Data items
————————
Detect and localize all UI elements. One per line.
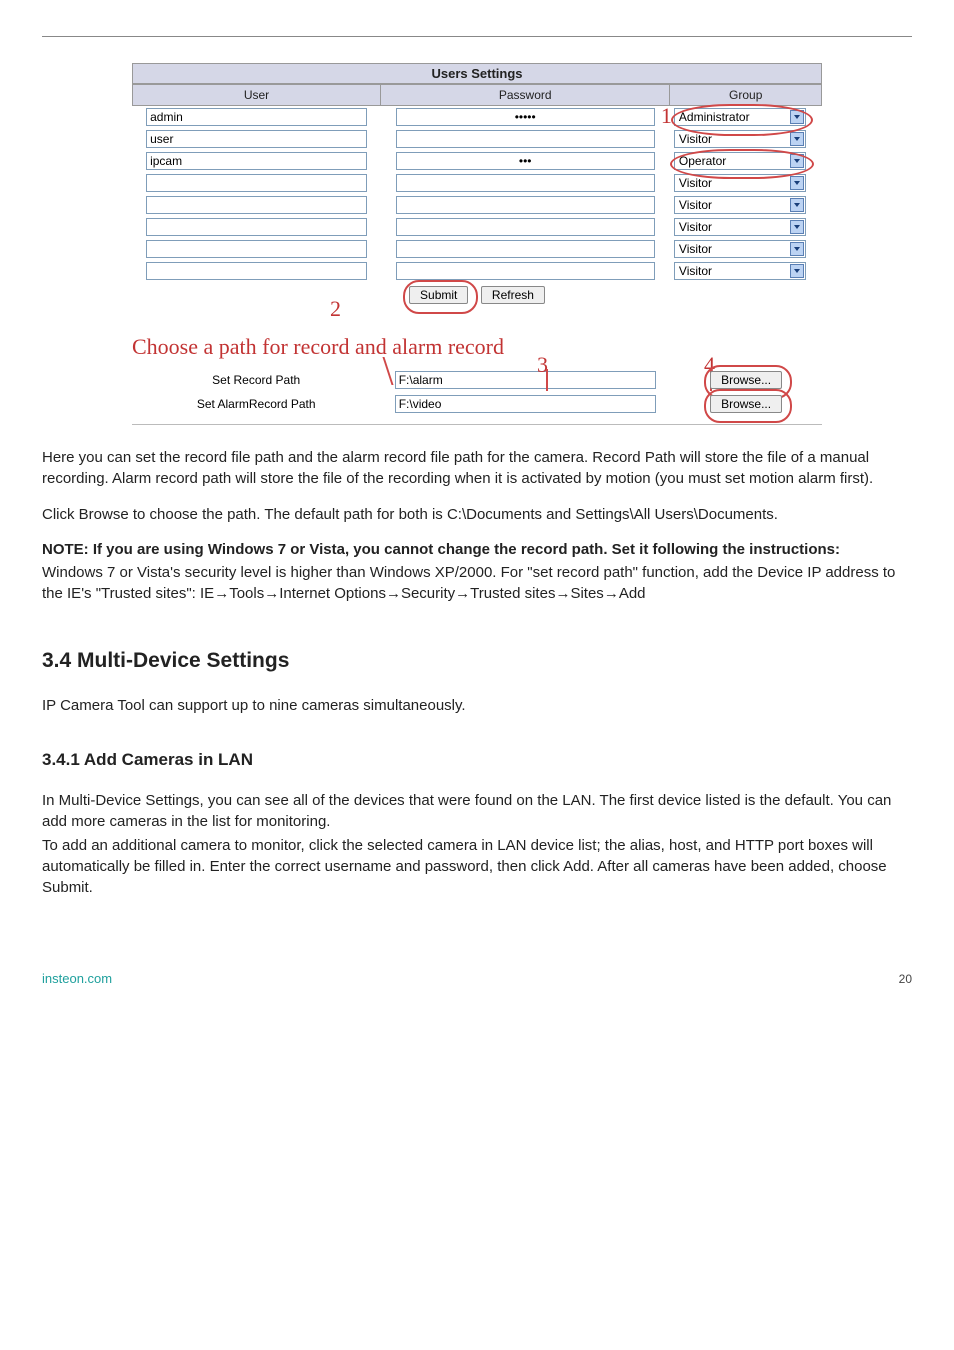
- group-select[interactable]: Visitor: [674, 174, 806, 192]
- callout-1: 1: [661, 103, 672, 129]
- table-row: Visitor: [133, 172, 822, 194]
- chain-item: Internet Options: [279, 585, 386, 602]
- group-select-label: Visitor: [679, 176, 712, 190]
- table-row: Visitor: [133, 216, 822, 238]
- user-field[interactable]: [146, 262, 367, 280]
- user-field[interactable]: [146, 130, 367, 148]
- group-select-label: Visitor: [679, 220, 712, 234]
- user-field[interactable]: [146, 240, 367, 258]
- users-table: User Password Group 1 Administrator: [132, 84, 822, 282]
- record-path-panel: Choose a path for record and alarm recor…: [132, 334, 822, 416]
- password-field[interactable]: [396, 152, 655, 170]
- group-select-label: Visitor: [679, 198, 712, 212]
- arrow-icon: →: [455, 585, 470, 602]
- table-row: Visitor: [133, 194, 822, 216]
- users-button-row: Submit Refresh 2: [132, 282, 822, 304]
- chevron-down-icon: [790, 264, 804, 278]
- group-select-label: Administrator: [679, 110, 750, 124]
- chain-item: Add: [619, 585, 646, 602]
- password-field[interactable]: [396, 130, 655, 148]
- arrow-icon: →: [386, 585, 401, 602]
- body-paragraph: To add an additional camera to monitor, …: [42, 835, 912, 899]
- section-heading-3-4-1: 3.4.1 Add Cameras in LAN: [42, 750, 912, 770]
- group-select-label: Visitor: [679, 242, 712, 256]
- table-row: Visitor: [133, 260, 822, 282]
- page-footer: insteon.com 20: [42, 971, 912, 986]
- users-settings-title: Users Settings: [132, 63, 822, 84]
- users-settings-panel: Users Settings User Password Group 1 Adm…: [132, 63, 822, 304]
- chain-item: Sites: [570, 585, 603, 602]
- arrow-icon: →: [604, 585, 619, 602]
- chevron-down-icon: [790, 198, 804, 212]
- chevron-down-icon: [790, 132, 804, 146]
- group-select[interactable]: Visitor: [674, 218, 806, 236]
- page-number: 20: [899, 972, 912, 986]
- password-field[interactable]: [396, 108, 655, 126]
- user-field[interactable]: [146, 152, 367, 170]
- group-select[interactable]: Operator: [674, 152, 806, 170]
- refresh-button[interactable]: Refresh: [481, 286, 545, 304]
- user-field[interactable]: [146, 218, 367, 236]
- chevron-down-icon: [790, 110, 804, 124]
- table-row: Operator: [133, 150, 822, 172]
- password-field[interactable]: [396, 218, 655, 236]
- group-select[interactable]: Visitor: [674, 262, 806, 280]
- record-path-label: Set Record Path: [132, 368, 380, 392]
- chevron-down-icon: [790, 176, 804, 190]
- browse-button[interactable]: Browse...: [710, 395, 782, 413]
- user-field[interactable]: [146, 108, 367, 126]
- body-paragraph: In Multi-Device Settings, you can see al…: [42, 790, 912, 833]
- password-field[interactable]: [396, 196, 655, 214]
- group-select[interactable]: Visitor: [674, 130, 806, 148]
- chevron-down-icon: [790, 220, 804, 234]
- table-row: Visitor: [133, 128, 822, 150]
- group-select[interactable]: Administrator: [674, 108, 806, 126]
- arrow-icon: →: [555, 585, 570, 602]
- password-field[interactable]: [396, 174, 655, 192]
- footer-link[interactable]: insteon.com: [42, 971, 112, 986]
- body-paragraph: IP Camera Tool can support up to nine ca…: [42, 695, 912, 716]
- chevron-down-icon: [790, 242, 804, 256]
- chain-item: Security: [401, 585, 455, 602]
- group-select-label: Visitor: [679, 264, 712, 278]
- leader-line: [382, 357, 451, 385]
- user-field[interactable]: [146, 196, 367, 214]
- group-select[interactable]: Visitor: [674, 196, 806, 214]
- group-select-label: Operator: [679, 154, 726, 168]
- users-col-group: Group: [670, 85, 822, 106]
- table-row: Visitor: [133, 238, 822, 260]
- chain-item: Tools: [229, 585, 264, 602]
- chain-item: Trusted sites: [470, 585, 555, 602]
- note-heading: NOTE: If you are using Windows 7 or Vist…: [42, 539, 912, 560]
- group-select-label: Visitor: [679, 132, 712, 146]
- users-col-password: Password: [381, 85, 670, 106]
- alarm-record-path-label: Set AlarmRecord Path: [132, 392, 380, 416]
- page-top-rule: [42, 36, 912, 37]
- section-heading-3-4: 3.4 Multi-Device Settings: [42, 649, 912, 673]
- submit-button[interactable]: Submit: [409, 286, 468, 304]
- leader-line: [546, 369, 548, 391]
- browse-button[interactable]: Browse...: [710, 371, 782, 389]
- panel-divider: [132, 424, 822, 425]
- user-field[interactable]: [146, 174, 367, 192]
- group-select[interactable]: Visitor: [674, 240, 806, 258]
- table-row: Set Record Path Browse...: [132, 368, 822, 392]
- note-paragraph: Windows 7 or Vista's security level is h…: [42, 562, 912, 605]
- table-row: Set AlarmRecord Path Browse...: [132, 392, 822, 416]
- record-path-heading: Choose a path for record and alarm recor…: [132, 334, 822, 360]
- record-path-table: Set Record Path Browse... Set AlarmRecor…: [132, 368, 822, 416]
- callout-2: 2: [330, 296, 341, 322]
- chevron-down-icon: [790, 154, 804, 168]
- body-paragraph: Here you can set the record file path an…: [42, 447, 912, 490]
- alarm-record-path-input[interactable]: [395, 395, 656, 413]
- body-paragraph: Click Browse to choose the path. The def…: [42, 504, 912, 525]
- table-row: 1 Administrator: [133, 106, 822, 129]
- arrow-icon: →: [214, 585, 229, 602]
- arrow-icon: →: [264, 585, 279, 602]
- password-field[interactable]: [396, 262, 655, 280]
- users-col-user: User: [133, 85, 381, 106]
- password-field[interactable]: [396, 240, 655, 258]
————————
**Goal**
Please reproduce every item above word for word, and leave the pictures out of your answer.

**Result for this exercise**
Detect and localize all UI elements. One per line.
- group-select[interactable]: Visitor: [674, 174, 806, 192]
- callout-1: 1: [661, 103, 672, 129]
- table-row: Visitor: [133, 172, 822, 194]
- chain-item: Internet Options: [279, 585, 386, 602]
- group-select-label: Visitor: [679, 176, 712, 190]
- table-row: Visitor: [133, 216, 822, 238]
- user-field[interactable]: [146, 262, 367, 280]
- user-field[interactable]: [146, 130, 367, 148]
- group-select-label: Visitor: [679, 220, 712, 234]
- user-field[interactable]: [146, 240, 367, 258]
- users-table: User Password Group 1 Administrator: [132, 84, 822, 282]
- record-path-panel: Choose a path for record and alarm recor…: [132, 334, 822, 416]
- password-field[interactable]: [396, 152, 655, 170]
- group-select-label: Visitor: [679, 198, 712, 212]
- arrow-icon: →: [455, 585, 470, 602]
- table-row: Visitor: [133, 194, 822, 216]
- users-button-row: Submit Refresh 2: [132, 282, 822, 304]
- chevron-down-icon: [790, 264, 804, 278]
- group-select-label: Administrator: [679, 110, 750, 124]
- chain-item: Add: [619, 585, 646, 602]
- password-field[interactable]: [396, 130, 655, 148]
- arrow-icon: →: [386, 585, 401, 602]
- body-paragraph: To add an additional camera to monitor, …: [42, 835, 912, 899]
- section-heading-3-4-1: 3.4.1 Add Cameras in LAN: [42, 750, 912, 770]
- group-select-label: Visitor: [679, 242, 712, 256]
- table-row: Visitor: [133, 260, 822, 282]
- page-footer: insteon.com 20: [42, 971, 912, 986]
- users-settings-title: Users Settings: [132, 63, 822, 84]
- users-settings-panel: Users Settings User Password Group 1 Adm…: [132, 63, 822, 304]
- chain-item: Sites: [570, 585, 603, 602]
- arrow-icon: →: [604, 585, 619, 602]
- chevron-down-icon: [790, 198, 804, 212]
- chevron-down-icon: [790, 132, 804, 146]
- group-select[interactable]: Visitor: [674, 218, 806, 236]
- page-number: 20: [899, 972, 912, 986]
- password-field[interactable]: [396, 108, 655, 126]
- user-field[interactable]: [146, 152, 367, 170]
- group-select[interactable]: Operator: [674, 152, 806, 170]
- refresh-button[interactable]: Refresh: [481, 286, 545, 304]
- user-field[interactable]: [146, 218, 367, 236]
- chevron-down-icon: [790, 110, 804, 124]
- table-row: Operator: [133, 150, 822, 172]
- password-field[interactable]: [396, 218, 655, 236]
- group-select[interactable]: Visitor: [674, 262, 806, 280]
- record-path-label: Set Record Path: [132, 368, 380, 392]
- chevron-down-icon: [790, 176, 804, 190]
- browse-button[interactable]: Browse...: [710, 395, 782, 413]
- user-field[interactable]: [146, 108, 367, 126]
- body-paragraph: In Multi-Device Settings, you can see al…: [42, 790, 912, 833]
- password-field[interactable]: [396, 196, 655, 214]
- group-select[interactable]: Visitor: [674, 130, 806, 148]
- chevron-down-icon: [790, 220, 804, 234]
- table-row: Visitor: [133, 128, 822, 150]
- group-select[interactable]: Administrator: [674, 108, 806, 126]
- arrow-icon: →: [555, 585, 570, 602]
- password-field[interactable]: [396, 174, 655, 192]
- footer-link[interactable]: insteon.com: [42, 971, 112, 986]
- body-paragraph: IP Camera Tool can support up to nine ca…: [42, 695, 912, 716]
- chevron-down-icon: [790, 242, 804, 256]
- chain-item: Security: [401, 585, 455, 602]
- group-select-label: Visitor: [679, 264, 712, 278]
- leader-line: [382, 357, 451, 385]
- user-field[interactable]: [146, 196, 367, 214]
- group-select[interactable]: Visitor: [674, 196, 806, 214]
- group-select-label: Operator: [679, 154, 726, 168]
- users-col-group: Group: [670, 85, 822, 106]
- table-row: Visitor: [133, 238, 822, 260]
- chain-item: Tools: [229, 585, 264, 602]
- chain-item: Trusted sites: [470, 585, 555, 602]
- note-heading: NOTE: If you are using Windows 7 or Vist…: [42, 539, 912, 560]
- group-select-label: Visitor: [679, 132, 712, 146]
- users-col-password: Password: [381, 85, 670, 106]
- alarm-record-path-label: Set AlarmRecord Path: [132, 392, 380, 416]
- page-top-rule: [42, 36, 912, 37]
- section-heading-3-4: 3.4 Multi-Device Settings: [42, 649, 912, 673]
- submit-button[interactable]: Submit: [409, 286, 468, 304]
- leader-line: [546, 369, 548, 391]
- browse-button[interactable]: Browse...: [710, 371, 782, 389]
- panel-divider: [132, 424, 822, 425]
- user-field[interactable]: [146, 174, 367, 192]
- group-select[interactable]: Visitor: [674, 240, 806, 258]
- table-row: Set Record Path Browse...: [132, 368, 822, 392]
- note-paragraph: Windows 7 or Vista's security level is h…: [42, 562, 912, 605]
- table-row: Set AlarmRecord Path Browse...: [132, 392, 822, 416]
- record-path-heading: Choose a path for record and alarm recor…: [132, 334, 822, 360]
- record-path-table: Set Record Path Browse... Set AlarmRecor…: [132, 368, 822, 416]
- callout-2: 2: [330, 296, 341, 322]
- chevron-down-icon: [790, 154, 804, 168]
- body-paragraph: Here you can set the record file path an…: [42, 447, 912, 490]
- alarm-record-path-input[interactable]: [395, 395, 656, 413]
- body-paragraph: Click Browse to choose the path. The def…: [42, 504, 912, 525]
- table-row: 1 Administrator: [133, 106, 822, 129]
- arrow-icon: →: [214, 585, 229, 602]
- arrow-icon: →: [264, 585, 279, 602]
- password-field[interactable]: [396, 262, 655, 280]
- users-col-user: User: [133, 85, 381, 106]
- password-field[interactable]: [396, 240, 655, 258]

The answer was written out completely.